Extracted material:
======

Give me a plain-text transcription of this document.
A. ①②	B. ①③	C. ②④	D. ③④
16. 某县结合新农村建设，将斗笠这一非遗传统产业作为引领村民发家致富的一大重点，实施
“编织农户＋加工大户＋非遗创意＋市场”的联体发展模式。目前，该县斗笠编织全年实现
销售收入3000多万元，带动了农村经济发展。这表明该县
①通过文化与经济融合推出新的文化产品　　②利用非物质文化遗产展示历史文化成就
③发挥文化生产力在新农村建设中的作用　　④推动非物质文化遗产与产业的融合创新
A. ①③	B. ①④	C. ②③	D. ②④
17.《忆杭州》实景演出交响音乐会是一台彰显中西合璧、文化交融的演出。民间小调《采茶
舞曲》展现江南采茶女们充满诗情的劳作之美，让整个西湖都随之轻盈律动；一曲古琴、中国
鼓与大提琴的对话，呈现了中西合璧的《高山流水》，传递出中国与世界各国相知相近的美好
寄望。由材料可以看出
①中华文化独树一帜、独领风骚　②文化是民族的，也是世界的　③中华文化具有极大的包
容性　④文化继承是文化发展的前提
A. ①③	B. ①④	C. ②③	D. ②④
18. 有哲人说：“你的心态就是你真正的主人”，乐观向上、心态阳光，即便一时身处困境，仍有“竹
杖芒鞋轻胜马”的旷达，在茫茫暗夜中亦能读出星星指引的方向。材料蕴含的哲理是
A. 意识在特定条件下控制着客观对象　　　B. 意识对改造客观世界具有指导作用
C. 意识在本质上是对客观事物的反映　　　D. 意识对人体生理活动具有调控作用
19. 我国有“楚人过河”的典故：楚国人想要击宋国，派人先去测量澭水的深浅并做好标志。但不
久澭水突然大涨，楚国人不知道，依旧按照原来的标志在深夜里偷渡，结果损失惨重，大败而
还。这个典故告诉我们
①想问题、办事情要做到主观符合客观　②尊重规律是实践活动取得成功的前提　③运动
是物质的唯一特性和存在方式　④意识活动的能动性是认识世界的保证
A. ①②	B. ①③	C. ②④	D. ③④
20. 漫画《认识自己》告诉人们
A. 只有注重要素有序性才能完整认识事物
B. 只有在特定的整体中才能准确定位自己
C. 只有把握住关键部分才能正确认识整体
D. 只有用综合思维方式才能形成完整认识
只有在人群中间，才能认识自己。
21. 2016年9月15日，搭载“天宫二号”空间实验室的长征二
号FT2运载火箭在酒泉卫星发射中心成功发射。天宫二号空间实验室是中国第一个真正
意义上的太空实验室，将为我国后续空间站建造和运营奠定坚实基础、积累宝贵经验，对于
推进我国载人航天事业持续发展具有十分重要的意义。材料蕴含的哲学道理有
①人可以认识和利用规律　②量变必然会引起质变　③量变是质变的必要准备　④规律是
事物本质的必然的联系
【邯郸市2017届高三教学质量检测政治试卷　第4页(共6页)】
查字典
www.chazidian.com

======

Exercise objective:
The listing above must be transcribed exactly, line by line.

Output for this exercise:
Give me a plain-text transcription of this document.
A. ①②	B. ①③	C. ②④	D. ③④
16. 某县结合新农村建设，将斗笠这一非遗传统产业作为引领村民发家致富的一大重点，实施
“编织农户＋加工大户＋非遗创意＋市场”的联体发展模式。目前，该县斗笠编织全年实现
销售收入3000多万元，带动了农村经济发展。这表明该县
①通过文化与经济融合推出新的文化产品　　②利用非物质文化遗产展示历史文化成就
③发挥文化生产力在新农村建设中的作用　　④推动非物质文化遗产与产业的融合创新
A. ①③	B. ①④	C. ②③	D. ②④
17.《忆杭州》实景演出交响音乐会是一台彰显中西合璧、文化交融的演出。民间小调《采茶
舞曲》展现江南采茶女们充满诗情的劳作之美，让整个西湖都随之轻盈律动；一曲古琴、中国
鼓与大提琴的对话，呈现了中西合璧的《高山流水》，传递出中国与世界各国相知相近的美好
寄望。由材料可以看出
①中华文化独树一帜、独领风骚　②文化是民族的，也是世界的　③中华文化具有极大的包
容性　④文化继承是文化发展的前提
A. ①③	B. ①④	C. ②③	D. ②④
18. 有哲人说：“你的心态就是你真正的主人”，乐观向上、心态阳光，即便一时身处困境，仍有“竹
杖芒鞋轻胜马”的旷达，在茫茫暗夜中亦能读出星星指引的方向。材料蕴含的哲理是
A. 意识在特定条件下控制着客观对象　　　B. 意识对改造客观世界具有指导作用
C. 意识在本质上是对客观事物的反映　　　D. 意识对人体生理活动具有调控作用
19. 我国有“楚人过河”的典故：楚国人想要击宋国，派人先去测量澭水的深浅并做好标志。但不
久澭水突然大涨，楚国人不知道，依旧按照原来的标志在深夜里偷渡，结果损失惨重，大败而
还。这个典故告诉我们
①想问题、办事情要做到主观符合客观　②尊重规律是实践活动取得成功的前提　③运动
是物质的唯一特性和存在方式　④意识活动的能动性是认识世界的保证
A. ①②	B. ①③	C. ②④	D. ③④
20. 漫画《认识自己》告诉人们
A. 只有注重要素有序性才能完整认识事物
B. 只有在特定的整体中才能准确定位自己
C. 只有把握住关键部分才能正确认识整体
D. 只有用综合思维方式才能形成完整认识
只有在人群中间，才能认识自己。
21. 2016年9月15日，搭载“天宫二号”空间实验室的长征二
号FT2运载火箭在酒泉卫星发射中心成功发射。天宫二号空间实验室是中国第一个真正
意义上的太空实验室，将为我国后续空间站建造和运营奠定坚实基础、积累宝贵经验，对于
推进我国载人航天事业持续发展具有十分重要的意义。材料蕴含的哲学道理有
①人可以认识和利用规律　②量变必然会引起质变　③量变是质变的必要准备　④规律是
事物本质的必然的联系
【邯郸市2017届高三教学质量检测政治试卷　第4页(共6页)】
查字典
www.chazidian.com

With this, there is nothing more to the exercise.